* [Challenge 1]: In the forum post, rewrite the paragraph beginning "Also as a rule of thumb" more concisely, keeping its main facts.
* [Challenge 2]: From the forum post, extract the passage from "Short version" up to and including "columns into one.", copying it word for word.

* [Provided passage]:
____________
Hi folks!
Short version
After checking out the colwise and grouping vignettes, I still have no idea how to perform a group_by all columns except two and then summarize those two columns into one.
Input:
tribble(
~id, ~q1, ~q2, ~q3, ~v3, ~q4,
0, "a", "b", "x", 1, "c",
0, "a", "b", "y", 2, "c",
0, "a", "b", "z", 3, "c"
)
Desired output:
tribble(
~id, ~q1, ~q2, ~qv3, ~q4,
0, "a", "b", list("x" = 1, "y" = 2, "z" = 3), "c"
)
All the documentation keeps pointing me to using across() inside summarise() and I looked into using {tidyselect} with those and at least that way I can group_by(id) and then use across(!contains("3"), head, n = 1L) to avoid grouping by all the other columns except q3 and v3, but it doesn't look like I can use a two-parameter function that would operate on q3 an v3. Maybe I'm missing something…
Also as a rule of thumb I'm trying to stay away from any superseded functions for future-proofing and let's say manually grouping by isn't an option because I'm dealing with 20+ columns with repeated values in the rows and just need to collapse rows across two columns into 1 cell.
Any help would be greatly appreciated!!!
Long version
Context/background: I'm working with survey responses from Google Forms and one of the questions was a check matrix/grid, and the way Google turns that into a spreadsheet is by making each row in the grid a column in the CSV and then the values the user selected become a concatenated list of values in the cell. For example:
| package |
use case 1 |
use case 2 |
use case 3 |
| dplyr |
x |
|
x |
| tidyr |
x |
x |
|
The CSV of survey responses would then have
| package_dplyr |
package_tidyr |
| use case 1; use case 3 |
use case 1; use case 2 |
So I used tidyr::pivot_longer() to collect those columns together:
... %>%
pivot_longer(
cols = starts_with("package_"),
names_to = "package",
values_to = "use_cases",
names_prefix = "package_"
)
But that makes
| package |
use_cases |
| dplyr |
use case 1; use case 3 |
| tidyr |
use case 1; use case 2 |
And all the other questions & responses turn into repeated rows, and I want to have 1 row per survey responder. So what I'm asking about is summarise()-ing (with the intention to then dplyr::mutate() & purrr::map()) those into:
| package_use_cases |
list(dplyr = c(1, 3), tidyr = c(1, 2)) |
Thank you!!!
____________
* [Provided data]:
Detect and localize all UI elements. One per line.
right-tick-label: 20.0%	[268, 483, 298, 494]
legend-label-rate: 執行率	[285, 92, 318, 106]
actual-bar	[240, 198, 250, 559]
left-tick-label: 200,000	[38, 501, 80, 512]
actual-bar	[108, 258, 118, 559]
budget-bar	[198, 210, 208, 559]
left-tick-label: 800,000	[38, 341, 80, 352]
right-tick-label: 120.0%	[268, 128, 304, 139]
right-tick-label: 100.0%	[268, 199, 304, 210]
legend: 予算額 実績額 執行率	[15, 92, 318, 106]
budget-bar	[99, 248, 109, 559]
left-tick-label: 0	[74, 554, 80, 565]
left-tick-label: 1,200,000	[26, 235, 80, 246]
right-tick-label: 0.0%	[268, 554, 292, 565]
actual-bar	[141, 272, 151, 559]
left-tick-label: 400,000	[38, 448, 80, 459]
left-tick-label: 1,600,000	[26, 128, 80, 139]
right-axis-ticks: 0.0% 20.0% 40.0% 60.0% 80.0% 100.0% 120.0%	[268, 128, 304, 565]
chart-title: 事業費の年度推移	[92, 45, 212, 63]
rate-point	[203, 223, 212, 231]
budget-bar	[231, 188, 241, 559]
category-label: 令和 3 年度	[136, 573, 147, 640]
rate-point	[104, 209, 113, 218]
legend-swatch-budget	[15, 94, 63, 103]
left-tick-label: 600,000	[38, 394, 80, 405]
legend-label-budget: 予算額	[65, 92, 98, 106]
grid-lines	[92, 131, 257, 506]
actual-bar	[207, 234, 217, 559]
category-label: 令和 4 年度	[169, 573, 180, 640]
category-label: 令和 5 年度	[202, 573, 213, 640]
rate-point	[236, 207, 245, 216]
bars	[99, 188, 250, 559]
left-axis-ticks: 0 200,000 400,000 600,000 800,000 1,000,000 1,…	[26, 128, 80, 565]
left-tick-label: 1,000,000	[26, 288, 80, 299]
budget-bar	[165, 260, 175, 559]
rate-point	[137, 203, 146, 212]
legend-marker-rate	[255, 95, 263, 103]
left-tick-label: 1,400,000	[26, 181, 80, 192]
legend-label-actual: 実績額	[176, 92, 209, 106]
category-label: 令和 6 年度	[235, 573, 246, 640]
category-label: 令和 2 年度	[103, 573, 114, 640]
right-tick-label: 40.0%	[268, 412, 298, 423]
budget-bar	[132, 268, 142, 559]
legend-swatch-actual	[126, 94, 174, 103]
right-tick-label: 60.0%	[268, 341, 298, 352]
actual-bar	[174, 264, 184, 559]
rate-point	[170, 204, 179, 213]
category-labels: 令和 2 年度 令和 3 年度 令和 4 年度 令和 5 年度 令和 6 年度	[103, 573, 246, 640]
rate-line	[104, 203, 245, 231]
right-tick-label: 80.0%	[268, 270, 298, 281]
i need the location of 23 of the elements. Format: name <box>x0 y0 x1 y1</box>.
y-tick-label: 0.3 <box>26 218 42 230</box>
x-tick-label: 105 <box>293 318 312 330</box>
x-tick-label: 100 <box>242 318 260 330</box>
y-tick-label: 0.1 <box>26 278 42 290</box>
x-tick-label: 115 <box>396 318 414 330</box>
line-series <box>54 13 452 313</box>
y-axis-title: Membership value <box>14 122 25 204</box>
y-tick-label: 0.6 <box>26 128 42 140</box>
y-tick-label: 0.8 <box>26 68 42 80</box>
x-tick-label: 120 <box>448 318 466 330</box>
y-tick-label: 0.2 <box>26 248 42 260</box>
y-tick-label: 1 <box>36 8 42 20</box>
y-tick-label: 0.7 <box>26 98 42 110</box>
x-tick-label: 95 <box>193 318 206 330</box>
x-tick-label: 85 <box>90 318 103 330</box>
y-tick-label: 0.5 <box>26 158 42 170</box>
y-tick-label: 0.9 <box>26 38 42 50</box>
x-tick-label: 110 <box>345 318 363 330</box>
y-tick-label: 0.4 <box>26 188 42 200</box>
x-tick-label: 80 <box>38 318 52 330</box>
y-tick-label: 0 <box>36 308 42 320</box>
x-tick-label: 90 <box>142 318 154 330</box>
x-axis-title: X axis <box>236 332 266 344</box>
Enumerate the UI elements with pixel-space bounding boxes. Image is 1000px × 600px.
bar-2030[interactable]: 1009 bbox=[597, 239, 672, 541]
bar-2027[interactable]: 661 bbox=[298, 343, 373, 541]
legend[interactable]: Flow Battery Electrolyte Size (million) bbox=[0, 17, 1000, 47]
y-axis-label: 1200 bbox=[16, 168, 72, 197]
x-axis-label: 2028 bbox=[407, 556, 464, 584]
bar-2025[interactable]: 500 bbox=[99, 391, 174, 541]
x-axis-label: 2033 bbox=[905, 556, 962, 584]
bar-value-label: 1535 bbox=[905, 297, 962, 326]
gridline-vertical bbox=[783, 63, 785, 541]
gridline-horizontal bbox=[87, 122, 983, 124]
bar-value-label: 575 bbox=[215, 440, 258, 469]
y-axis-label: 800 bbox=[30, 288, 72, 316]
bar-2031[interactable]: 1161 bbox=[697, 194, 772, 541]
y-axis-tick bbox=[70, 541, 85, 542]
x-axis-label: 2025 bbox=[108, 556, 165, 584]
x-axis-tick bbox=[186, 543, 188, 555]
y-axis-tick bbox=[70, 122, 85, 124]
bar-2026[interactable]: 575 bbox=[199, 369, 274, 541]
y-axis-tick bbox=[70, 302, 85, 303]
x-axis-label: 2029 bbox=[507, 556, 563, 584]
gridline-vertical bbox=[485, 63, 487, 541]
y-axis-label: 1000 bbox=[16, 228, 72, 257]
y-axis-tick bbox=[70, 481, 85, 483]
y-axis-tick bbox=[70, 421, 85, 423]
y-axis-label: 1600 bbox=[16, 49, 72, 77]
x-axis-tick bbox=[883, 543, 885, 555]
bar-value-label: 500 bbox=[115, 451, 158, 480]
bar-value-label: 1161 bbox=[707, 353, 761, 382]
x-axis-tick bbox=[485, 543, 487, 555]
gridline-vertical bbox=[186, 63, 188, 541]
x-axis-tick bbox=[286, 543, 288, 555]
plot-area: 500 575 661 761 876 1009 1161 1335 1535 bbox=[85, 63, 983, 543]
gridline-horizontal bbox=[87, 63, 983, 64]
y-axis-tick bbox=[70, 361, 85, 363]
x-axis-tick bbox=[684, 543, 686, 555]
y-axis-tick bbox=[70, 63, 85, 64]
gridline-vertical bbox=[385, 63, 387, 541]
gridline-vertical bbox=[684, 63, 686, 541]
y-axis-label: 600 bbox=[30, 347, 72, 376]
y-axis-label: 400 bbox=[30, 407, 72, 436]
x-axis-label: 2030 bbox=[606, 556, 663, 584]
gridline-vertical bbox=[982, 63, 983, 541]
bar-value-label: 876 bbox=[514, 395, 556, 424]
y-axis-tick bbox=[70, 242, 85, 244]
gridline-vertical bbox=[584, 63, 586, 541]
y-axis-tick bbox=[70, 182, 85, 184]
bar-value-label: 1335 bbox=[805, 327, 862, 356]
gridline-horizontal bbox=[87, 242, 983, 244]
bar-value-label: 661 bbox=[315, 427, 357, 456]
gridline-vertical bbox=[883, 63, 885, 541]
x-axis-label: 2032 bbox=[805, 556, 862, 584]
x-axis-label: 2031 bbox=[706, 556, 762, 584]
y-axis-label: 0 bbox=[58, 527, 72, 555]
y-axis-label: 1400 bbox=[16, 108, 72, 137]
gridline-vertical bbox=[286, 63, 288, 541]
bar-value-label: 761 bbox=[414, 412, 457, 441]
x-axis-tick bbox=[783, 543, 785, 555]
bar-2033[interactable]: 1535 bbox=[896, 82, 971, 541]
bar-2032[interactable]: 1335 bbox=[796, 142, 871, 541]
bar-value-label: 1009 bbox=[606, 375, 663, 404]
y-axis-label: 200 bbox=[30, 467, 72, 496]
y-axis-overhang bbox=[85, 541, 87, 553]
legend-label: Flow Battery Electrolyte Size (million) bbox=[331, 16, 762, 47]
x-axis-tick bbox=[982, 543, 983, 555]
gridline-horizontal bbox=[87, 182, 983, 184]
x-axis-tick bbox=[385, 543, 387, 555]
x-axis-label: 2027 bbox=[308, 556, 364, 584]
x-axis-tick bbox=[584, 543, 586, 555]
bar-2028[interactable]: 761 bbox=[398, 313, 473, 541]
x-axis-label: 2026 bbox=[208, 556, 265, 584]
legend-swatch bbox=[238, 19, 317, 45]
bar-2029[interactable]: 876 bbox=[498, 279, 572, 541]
____________
* [Full response 1]: Superseded functions are avoided to future-proof the code. Manually grouping is not an option because there are 20+ columns with repeated values in the rows, and rows only need to be collapsed across two columns into one.

* [Full response 2]:
Short version
After checking out the colwise and grouping vignettes, I still have no idea how to perform a group_by all columns except two and then summarize those two columns into one.